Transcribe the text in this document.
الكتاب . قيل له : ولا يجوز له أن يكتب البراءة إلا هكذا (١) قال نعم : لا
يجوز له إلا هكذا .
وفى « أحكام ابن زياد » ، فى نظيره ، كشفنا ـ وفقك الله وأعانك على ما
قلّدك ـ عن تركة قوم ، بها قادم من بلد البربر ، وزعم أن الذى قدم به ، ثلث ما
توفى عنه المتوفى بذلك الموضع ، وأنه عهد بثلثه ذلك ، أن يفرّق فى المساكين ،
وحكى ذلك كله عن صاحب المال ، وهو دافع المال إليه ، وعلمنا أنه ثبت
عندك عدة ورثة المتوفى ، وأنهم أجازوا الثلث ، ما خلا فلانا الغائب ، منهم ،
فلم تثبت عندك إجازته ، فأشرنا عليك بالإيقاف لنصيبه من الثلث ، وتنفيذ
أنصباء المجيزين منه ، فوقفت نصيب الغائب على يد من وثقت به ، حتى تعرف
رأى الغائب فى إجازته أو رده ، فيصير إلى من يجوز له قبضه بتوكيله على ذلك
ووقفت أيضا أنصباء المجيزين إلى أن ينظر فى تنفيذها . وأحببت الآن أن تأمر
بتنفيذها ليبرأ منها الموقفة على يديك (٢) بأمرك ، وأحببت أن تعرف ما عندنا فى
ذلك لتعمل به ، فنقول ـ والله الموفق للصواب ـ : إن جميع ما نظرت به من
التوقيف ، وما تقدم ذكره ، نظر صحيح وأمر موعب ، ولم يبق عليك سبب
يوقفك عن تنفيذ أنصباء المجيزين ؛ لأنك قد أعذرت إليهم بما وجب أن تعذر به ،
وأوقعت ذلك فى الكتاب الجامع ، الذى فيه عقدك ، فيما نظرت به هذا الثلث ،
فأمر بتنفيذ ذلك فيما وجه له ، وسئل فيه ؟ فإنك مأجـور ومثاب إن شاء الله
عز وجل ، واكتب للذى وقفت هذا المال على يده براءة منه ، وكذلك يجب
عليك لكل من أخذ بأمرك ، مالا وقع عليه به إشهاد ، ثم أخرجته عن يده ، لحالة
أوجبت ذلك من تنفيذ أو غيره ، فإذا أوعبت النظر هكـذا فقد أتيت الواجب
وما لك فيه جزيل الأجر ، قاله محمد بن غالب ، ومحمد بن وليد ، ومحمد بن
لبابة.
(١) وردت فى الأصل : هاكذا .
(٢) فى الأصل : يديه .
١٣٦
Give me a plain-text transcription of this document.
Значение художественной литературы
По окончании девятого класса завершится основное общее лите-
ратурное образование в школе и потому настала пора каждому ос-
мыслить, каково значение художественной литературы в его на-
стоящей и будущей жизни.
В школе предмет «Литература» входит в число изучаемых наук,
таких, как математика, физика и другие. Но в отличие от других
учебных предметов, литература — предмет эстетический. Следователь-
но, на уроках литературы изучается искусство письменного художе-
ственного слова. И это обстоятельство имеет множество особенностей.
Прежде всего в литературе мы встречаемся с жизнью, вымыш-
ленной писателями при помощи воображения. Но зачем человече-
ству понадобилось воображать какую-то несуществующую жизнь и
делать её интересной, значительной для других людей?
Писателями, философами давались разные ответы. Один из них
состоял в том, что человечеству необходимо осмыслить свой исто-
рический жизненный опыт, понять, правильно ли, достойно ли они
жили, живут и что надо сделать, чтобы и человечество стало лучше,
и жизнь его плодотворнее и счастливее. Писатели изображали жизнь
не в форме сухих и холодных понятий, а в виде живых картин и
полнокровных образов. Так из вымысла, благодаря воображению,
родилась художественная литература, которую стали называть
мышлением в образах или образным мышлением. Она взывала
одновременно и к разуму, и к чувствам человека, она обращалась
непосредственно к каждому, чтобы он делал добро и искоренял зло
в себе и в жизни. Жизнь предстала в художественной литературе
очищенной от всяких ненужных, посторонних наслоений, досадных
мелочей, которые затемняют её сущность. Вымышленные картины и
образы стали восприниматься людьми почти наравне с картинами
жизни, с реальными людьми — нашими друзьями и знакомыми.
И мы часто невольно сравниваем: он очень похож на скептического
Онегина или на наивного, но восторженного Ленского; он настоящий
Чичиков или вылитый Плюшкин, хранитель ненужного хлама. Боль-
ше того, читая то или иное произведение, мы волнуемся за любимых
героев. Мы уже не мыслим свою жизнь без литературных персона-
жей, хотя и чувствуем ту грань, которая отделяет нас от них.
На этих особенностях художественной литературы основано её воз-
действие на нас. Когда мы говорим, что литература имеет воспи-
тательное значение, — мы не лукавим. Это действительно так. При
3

+-------+

### [PROBLEM STATEMENT]
Go through the material above and copy each line that has the word "жизни".

### [REPLY TO THE TASK]
стоящей и будущей жизни.
в себе и в жизни. Жизнь предстала в художественной литературе
жизни, с реальными людьми — нашими друзьями и знакомыми.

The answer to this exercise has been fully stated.